→ WHAT NEEDS TO BE DONE
Below are some entries. Copy each line that holds the string "this".

→ DATA SHOWN

============

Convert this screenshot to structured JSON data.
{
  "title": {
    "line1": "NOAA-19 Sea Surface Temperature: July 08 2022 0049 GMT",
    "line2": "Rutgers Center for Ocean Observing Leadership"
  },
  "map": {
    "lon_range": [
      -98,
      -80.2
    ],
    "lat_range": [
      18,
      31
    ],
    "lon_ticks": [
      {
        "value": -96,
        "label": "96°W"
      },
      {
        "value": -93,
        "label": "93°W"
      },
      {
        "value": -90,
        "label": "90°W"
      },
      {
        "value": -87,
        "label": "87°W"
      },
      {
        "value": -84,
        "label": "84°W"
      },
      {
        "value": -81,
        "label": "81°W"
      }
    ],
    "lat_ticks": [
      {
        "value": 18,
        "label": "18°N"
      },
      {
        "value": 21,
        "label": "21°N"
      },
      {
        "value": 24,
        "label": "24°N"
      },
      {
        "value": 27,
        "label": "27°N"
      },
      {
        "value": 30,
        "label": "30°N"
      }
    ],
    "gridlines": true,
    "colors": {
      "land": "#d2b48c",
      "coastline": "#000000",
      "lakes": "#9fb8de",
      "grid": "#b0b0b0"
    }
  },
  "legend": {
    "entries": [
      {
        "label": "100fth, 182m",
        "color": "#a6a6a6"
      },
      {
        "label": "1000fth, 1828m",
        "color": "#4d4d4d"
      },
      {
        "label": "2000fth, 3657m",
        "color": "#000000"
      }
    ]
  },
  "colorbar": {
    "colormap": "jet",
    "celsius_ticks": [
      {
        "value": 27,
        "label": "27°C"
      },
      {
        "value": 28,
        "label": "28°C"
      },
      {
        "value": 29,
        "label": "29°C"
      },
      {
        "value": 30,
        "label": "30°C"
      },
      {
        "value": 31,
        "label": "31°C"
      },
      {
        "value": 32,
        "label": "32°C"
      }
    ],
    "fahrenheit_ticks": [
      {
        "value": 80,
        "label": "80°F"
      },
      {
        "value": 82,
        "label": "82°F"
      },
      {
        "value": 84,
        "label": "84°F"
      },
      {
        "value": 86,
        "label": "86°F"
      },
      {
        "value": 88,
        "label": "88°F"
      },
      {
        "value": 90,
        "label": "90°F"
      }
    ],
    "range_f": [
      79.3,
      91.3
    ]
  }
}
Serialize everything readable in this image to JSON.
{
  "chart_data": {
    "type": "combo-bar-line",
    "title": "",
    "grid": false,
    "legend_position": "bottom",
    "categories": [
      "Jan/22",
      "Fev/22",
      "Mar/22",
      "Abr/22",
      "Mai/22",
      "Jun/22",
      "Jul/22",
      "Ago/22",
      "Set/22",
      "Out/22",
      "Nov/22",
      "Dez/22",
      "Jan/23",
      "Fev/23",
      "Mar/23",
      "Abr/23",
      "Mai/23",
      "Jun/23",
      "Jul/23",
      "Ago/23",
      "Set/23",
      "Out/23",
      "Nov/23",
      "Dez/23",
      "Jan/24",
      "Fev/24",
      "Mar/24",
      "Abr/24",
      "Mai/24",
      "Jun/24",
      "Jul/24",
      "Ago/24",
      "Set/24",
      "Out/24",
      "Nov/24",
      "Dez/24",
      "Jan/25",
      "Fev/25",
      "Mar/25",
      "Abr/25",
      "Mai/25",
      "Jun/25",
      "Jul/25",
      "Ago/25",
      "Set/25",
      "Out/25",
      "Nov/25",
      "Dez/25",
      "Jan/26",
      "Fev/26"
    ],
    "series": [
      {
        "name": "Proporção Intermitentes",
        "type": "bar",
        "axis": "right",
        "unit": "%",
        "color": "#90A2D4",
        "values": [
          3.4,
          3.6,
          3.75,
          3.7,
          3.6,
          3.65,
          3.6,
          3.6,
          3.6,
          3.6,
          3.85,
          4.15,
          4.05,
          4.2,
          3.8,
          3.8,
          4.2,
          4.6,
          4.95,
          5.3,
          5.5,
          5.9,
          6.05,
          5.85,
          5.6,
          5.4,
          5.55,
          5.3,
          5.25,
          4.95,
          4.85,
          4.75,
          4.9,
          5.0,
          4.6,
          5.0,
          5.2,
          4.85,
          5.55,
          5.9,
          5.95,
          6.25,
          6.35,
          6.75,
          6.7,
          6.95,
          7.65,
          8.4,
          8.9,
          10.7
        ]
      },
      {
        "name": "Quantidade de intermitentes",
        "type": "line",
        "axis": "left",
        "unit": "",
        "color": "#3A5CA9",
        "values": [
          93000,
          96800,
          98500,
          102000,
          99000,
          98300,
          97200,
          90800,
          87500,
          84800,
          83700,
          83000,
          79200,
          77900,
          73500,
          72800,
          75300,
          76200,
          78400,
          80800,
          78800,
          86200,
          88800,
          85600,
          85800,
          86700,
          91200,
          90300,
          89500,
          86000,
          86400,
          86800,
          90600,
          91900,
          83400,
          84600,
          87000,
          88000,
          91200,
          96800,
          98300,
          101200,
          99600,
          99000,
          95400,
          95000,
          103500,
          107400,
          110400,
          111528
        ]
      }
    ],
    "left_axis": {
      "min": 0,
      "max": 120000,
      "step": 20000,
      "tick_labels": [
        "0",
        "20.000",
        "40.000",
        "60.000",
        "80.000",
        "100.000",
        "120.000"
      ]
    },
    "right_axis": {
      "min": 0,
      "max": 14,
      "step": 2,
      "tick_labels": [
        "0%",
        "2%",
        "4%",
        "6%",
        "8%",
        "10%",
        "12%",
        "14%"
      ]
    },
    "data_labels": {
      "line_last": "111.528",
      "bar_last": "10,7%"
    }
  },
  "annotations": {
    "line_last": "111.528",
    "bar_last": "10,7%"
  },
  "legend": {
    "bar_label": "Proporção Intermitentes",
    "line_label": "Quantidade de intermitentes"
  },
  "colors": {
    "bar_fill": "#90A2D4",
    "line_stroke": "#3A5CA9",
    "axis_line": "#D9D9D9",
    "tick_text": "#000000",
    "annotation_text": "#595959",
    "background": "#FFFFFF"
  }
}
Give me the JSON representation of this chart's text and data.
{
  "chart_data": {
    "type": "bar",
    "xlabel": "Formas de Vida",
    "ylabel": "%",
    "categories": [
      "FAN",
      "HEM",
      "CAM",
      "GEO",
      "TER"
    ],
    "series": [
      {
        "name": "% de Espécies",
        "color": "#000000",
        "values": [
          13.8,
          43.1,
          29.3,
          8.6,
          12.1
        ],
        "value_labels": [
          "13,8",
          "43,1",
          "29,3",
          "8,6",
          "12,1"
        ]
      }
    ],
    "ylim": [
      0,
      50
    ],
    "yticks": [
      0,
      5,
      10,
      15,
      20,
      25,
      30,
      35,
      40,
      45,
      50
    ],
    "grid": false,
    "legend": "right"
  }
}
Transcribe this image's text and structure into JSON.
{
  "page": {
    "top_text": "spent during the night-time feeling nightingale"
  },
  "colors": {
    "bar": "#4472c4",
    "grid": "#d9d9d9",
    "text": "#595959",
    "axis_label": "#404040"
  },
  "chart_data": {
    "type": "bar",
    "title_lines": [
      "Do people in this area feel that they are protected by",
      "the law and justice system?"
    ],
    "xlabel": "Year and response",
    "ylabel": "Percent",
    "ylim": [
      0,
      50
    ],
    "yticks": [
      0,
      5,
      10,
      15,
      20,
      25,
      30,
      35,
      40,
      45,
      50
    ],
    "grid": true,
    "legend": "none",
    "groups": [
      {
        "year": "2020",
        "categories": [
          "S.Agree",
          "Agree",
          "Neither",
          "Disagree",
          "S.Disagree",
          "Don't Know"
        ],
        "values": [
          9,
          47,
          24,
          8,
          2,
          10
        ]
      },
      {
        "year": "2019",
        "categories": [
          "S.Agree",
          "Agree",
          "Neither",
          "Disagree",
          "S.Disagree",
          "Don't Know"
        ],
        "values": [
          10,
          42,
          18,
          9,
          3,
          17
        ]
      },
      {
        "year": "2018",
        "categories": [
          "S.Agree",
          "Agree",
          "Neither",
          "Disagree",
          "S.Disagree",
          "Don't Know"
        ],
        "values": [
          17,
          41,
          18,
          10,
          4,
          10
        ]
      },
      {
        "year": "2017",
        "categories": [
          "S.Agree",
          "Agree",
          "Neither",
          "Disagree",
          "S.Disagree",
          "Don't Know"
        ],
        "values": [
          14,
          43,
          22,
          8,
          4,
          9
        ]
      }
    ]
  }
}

============

→ THE RESPONSE
Convert this screenshot to structured JSON data.
Serialize everything readable in this image to JSON.
Give me the JSON representation of this chart's text and data.
Transcribe this image's text and structure into JSON.
      "Do people in this area feel that they are protected by",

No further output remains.